EXERCISE INPUTS
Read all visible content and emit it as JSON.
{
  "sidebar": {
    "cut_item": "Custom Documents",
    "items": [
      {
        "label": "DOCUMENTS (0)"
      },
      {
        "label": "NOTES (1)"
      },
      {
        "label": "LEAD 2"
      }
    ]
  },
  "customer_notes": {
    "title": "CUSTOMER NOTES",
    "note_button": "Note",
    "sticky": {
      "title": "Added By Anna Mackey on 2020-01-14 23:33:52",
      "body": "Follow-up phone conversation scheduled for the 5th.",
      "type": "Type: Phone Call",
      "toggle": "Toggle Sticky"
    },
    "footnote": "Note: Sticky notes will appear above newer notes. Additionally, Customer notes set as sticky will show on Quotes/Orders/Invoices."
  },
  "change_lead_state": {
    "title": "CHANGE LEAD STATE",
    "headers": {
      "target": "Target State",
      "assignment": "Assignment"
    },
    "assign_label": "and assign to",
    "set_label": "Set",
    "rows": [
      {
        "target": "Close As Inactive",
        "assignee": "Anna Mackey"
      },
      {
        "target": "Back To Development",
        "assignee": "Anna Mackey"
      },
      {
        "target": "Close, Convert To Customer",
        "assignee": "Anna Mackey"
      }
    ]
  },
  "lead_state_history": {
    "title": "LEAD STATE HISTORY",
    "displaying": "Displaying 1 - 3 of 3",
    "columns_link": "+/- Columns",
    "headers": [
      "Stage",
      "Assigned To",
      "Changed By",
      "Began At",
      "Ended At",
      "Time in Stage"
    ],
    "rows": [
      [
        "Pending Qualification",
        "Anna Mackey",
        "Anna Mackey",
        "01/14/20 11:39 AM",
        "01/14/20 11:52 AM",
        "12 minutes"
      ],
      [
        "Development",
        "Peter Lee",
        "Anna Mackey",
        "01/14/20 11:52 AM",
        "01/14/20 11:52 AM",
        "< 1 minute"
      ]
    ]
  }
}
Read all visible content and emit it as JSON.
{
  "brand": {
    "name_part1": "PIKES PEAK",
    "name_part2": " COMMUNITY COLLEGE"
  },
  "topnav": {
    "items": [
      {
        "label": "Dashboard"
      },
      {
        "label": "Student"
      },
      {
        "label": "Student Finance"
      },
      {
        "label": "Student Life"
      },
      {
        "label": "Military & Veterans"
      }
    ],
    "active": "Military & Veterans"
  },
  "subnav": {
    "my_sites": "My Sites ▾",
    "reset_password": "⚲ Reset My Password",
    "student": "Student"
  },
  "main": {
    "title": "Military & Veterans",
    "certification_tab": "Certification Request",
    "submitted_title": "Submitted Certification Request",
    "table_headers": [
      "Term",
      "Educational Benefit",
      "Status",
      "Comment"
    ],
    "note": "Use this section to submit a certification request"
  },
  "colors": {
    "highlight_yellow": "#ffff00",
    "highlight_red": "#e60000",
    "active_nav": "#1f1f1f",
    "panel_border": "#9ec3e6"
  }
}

TASK STATEMENT
Write out every line of the listing that holds the word "target".

THE RESPONSE
      "target": "Target State",
        "target": "Close As Inactive",
        "target": "Back To Development",
        "target": "Close, Convert To Customer",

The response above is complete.